**DATA**
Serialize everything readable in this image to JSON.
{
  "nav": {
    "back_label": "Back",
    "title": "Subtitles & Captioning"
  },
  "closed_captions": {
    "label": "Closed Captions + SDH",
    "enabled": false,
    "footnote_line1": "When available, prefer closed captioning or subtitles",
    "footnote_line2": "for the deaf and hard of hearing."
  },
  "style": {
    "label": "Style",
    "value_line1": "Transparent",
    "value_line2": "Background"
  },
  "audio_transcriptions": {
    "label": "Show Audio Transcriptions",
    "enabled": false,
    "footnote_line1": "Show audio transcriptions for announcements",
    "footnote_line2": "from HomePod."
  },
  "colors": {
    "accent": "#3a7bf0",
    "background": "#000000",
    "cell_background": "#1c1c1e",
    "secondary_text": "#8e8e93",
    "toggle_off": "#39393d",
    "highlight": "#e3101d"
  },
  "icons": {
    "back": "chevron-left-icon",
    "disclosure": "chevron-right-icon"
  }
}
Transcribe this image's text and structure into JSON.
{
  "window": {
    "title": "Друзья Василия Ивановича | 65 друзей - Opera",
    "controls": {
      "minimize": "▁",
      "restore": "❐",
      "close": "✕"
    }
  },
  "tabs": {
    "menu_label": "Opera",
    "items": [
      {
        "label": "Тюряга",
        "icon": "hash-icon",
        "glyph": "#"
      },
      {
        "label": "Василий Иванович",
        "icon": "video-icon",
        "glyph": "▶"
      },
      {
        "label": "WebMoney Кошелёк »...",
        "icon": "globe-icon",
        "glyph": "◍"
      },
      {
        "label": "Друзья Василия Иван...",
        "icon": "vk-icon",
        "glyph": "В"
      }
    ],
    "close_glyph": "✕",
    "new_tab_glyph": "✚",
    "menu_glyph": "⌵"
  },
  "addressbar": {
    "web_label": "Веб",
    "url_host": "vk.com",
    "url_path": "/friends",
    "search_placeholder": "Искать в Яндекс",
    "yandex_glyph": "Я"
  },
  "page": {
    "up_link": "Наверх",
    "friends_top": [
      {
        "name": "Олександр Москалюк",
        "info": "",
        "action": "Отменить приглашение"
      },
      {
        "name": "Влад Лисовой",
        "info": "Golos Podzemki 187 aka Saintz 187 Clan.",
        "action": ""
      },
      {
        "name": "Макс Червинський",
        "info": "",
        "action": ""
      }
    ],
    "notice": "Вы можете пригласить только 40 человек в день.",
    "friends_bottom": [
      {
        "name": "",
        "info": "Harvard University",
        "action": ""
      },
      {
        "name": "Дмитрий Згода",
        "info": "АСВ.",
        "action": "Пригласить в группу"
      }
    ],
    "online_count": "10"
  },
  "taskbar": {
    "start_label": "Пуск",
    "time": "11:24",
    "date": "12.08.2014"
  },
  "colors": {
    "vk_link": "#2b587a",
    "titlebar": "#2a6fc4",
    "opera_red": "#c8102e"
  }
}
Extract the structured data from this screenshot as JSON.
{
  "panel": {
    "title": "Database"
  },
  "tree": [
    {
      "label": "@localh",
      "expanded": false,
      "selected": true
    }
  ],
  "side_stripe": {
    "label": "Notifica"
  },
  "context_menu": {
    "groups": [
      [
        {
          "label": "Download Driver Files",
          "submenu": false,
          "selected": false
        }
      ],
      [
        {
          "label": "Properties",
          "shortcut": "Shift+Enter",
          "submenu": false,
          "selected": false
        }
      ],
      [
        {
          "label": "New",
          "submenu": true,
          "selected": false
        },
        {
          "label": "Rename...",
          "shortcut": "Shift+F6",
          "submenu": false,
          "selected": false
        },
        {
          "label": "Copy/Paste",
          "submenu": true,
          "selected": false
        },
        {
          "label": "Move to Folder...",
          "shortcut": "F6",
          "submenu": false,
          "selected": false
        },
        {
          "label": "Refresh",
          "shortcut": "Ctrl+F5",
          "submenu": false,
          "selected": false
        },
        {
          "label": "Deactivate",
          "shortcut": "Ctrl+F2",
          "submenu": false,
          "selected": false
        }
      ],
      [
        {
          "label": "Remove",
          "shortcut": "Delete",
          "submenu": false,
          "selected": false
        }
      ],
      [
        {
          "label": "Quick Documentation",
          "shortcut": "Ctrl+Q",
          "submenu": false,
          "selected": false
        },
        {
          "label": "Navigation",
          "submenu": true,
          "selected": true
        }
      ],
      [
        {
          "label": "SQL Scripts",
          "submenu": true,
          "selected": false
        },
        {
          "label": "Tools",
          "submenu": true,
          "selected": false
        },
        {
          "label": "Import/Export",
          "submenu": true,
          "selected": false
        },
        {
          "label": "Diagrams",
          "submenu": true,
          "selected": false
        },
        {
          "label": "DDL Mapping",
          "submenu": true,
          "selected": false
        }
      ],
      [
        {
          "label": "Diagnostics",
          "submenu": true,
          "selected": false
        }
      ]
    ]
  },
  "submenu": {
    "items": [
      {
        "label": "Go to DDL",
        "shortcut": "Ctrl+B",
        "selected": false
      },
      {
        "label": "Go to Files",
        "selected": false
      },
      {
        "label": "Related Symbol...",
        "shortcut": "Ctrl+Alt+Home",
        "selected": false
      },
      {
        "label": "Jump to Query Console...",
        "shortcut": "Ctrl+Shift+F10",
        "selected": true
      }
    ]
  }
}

**REQUEST**
Transcribe the whole listing exactly.

**ANSWER TO THE EXERCISE**
Serialize everything readable in this image to JSON.
{
  "nav": {
    "back_label": "Back",
    "title": "Subtitles & Captioning"
  },
  "closed_captions": {
    "label": "Closed Captions + SDH",
    "enabled": false,
    "footnote_line1": "When available, prefer closed captioning or subtitles",
    "footnote_line2": "for the deaf and hard of hearing."
  },
  "style": {
    "label": "Style",
    "value_line1": "Transparent",
    "value_line2": "Background"
  },
  "audio_transcriptions": {
    "label": "Show Audio Transcriptions",
    "enabled": false,
    "footnote_line1": "Show audio transcriptions for announcements",
    "footnote_line2": "from HomePod."
  },
  "colors": {
    "accent": "#3a7bf0",
    "background": "#000000",
    "cell_background": "#1c1c1e",
    "secondary_text": "#8e8e93",
    "toggle_off": "#39393d",
    "highlight": "#e3101d"
  },
  "icons": {
    "back": "chevron-left-icon",
    "disclosure": "chevron-right-icon"
  }
}
Transcribe this image's text and structure into JSON.
{
  "window": {
    "title": "Друзья Василия Ивановича | 65 друзей - Opera",
    "controls": {
      "minimize": "▁",
      "restore": "❐",
      "close": "✕"
    }
  },
  "tabs": {
    "menu_label": "Opera",
    "items": [
      {
        "label": "Тюряга",
        "icon": "hash-icon",
        "glyph": "#"
      },
      {
        "label": "Василий Иванович",
        "icon": "video-icon",
        "glyph": "▶"
      },
      {
        "label": "WebMoney Кошелёк »...",
        "icon": "globe-icon",
        "glyph": "◍"
      },
      {
        "label": "Друзья Василия Иван...",
        "icon": "vk-icon",
        "glyph": "В"
      }
    ],
    "close_glyph": "✕",
    "new_tab_glyph": "✚",
    "menu_glyph": "⌵"
  },
  "addressbar": {
    "web_label": "Веб",
    "url_host": "vk.com",
    "url_path": "/friends",
    "search_placeholder": "Искать в Яндекс",
    "yandex_glyph": "Я"
  },
  "page": {
    "up_link": "Наверх",
    "friends_top": [
      {
        "name": "Олександр Москалюк",
        "info": "",
        "action": "Отменить приглашение"
      },
      {
        "name": "Влад Лисовой",
        "info": "Golos Podzemki 187 aka Saintz 187 Clan.",
        "action": ""
      },
      {
        "name": "Макс Червинський",
        "info": "",
        "action": ""
      }
    ],
    "notice": "Вы можете пригласить только 40 человек в день.",
    "friends_bottom": [
      {
        "name": "",
        "info": "Harvard University",
        "action": ""
      },
      {
        "name": "Дмитрий Згода",
        "info": "АСВ.",
        "action": "Пригласить в группу"
      }
    ],
    "online_count": "10"
  },
  "taskbar": {
    "start_label": "Пуск",
    "time": "11:24",
    "date": "12.08.2014"
  },
  "colors": {
    "vk_link": "#2b587a",
    "titlebar": "#2a6fc4",
    "opera_red": "#c8102e"
  }
}
Extract the structured data from this screenshot as JSON.
{
  "panel": {
    "title": "Database"
  },
  "tree": [
    {
      "label": "@localh",
      "expanded": false,
      "selected": true
    }
  ],
  "side_stripe": {
    "label": "Notifica"
  },
  "context_menu": {
    "groups": [
      [
        {
          "label": "Download Driver Files",
          "submenu": false,
          "selected": false
        }
      ],
      [
        {
          "label": "Properties",
          "shortcut": "Shift+Enter",
          "submenu": false,
          "selected": false
        }
      ],
      [
        {
          "label": "New",
          "submenu": true,
          "selected": false
        },
        {
          "label": "Rename...",
          "shortcut": "Shift+F6",
          "submenu": false,
          "selected": false
        },
        {
          "label": "Copy/Paste",
          "submenu": true,
          "selected": false
        },
        {
          "label": "Move to Folder...",
          "shortcut": "F6",
          "submenu": false,
          "selected": false
        },
        {
          "label": "Refresh",
          "shortcut": "Ctrl+F5",
          "submenu": false,
          "selected": false
        },
        {
          "label": "Deactivate",
          "shortcut": "Ctrl+F2",
          "submenu": false,
          "selected": false
        }
      ],
      [
        {
          "label": "Remove",
          "shortcut": "Delete",
          "submenu": false,
          "selected": false
        }
      ],
      [
        {
          "label": "Quick Documentation",
          "shortcut": "Ctrl+Q",
          "submenu": false,
          "selected": false
        },
        {
          "label": "Navigation",
          "submenu": true,
          "selected": true
        }
      ],
      [
        {
          "label": "SQL Scripts",
          "submenu": true,
          "selected": false
        },
        {
          "label": "Tools",
          "submenu": true,
          "selected": false
        },
        {
          "label": "Import/Export",
          "submenu": true,
          "selected": false
        },
        {
          "label": "Diagrams",
          "submenu": true,
          "selected": false
        },
        {
          "label": "DDL Mapping",
          "submenu": true,
          "selected": false
        }
      ],
      [
        {
          "label": "Diagnostics",
          "submenu": true,
          "selected": false
        }
      ]
    ]
  },
  "submenu": {
    "items": [
      {
        "label": "Go to DDL",
        "shortcut": "Ctrl+B",
        "selected": false
      },
      {
        "label": "Go to Files",
        "selected": false
      },
      {
        "label": "Related Symbol...",
        "shortcut": "Ctrl+Alt+Home",
        "selected": false
      },
      {
        "label": "Jump to Query Console...",
        "shortcut": "Ctrl+Shift+F10",
        "selected": true
      }
    ]
  }
}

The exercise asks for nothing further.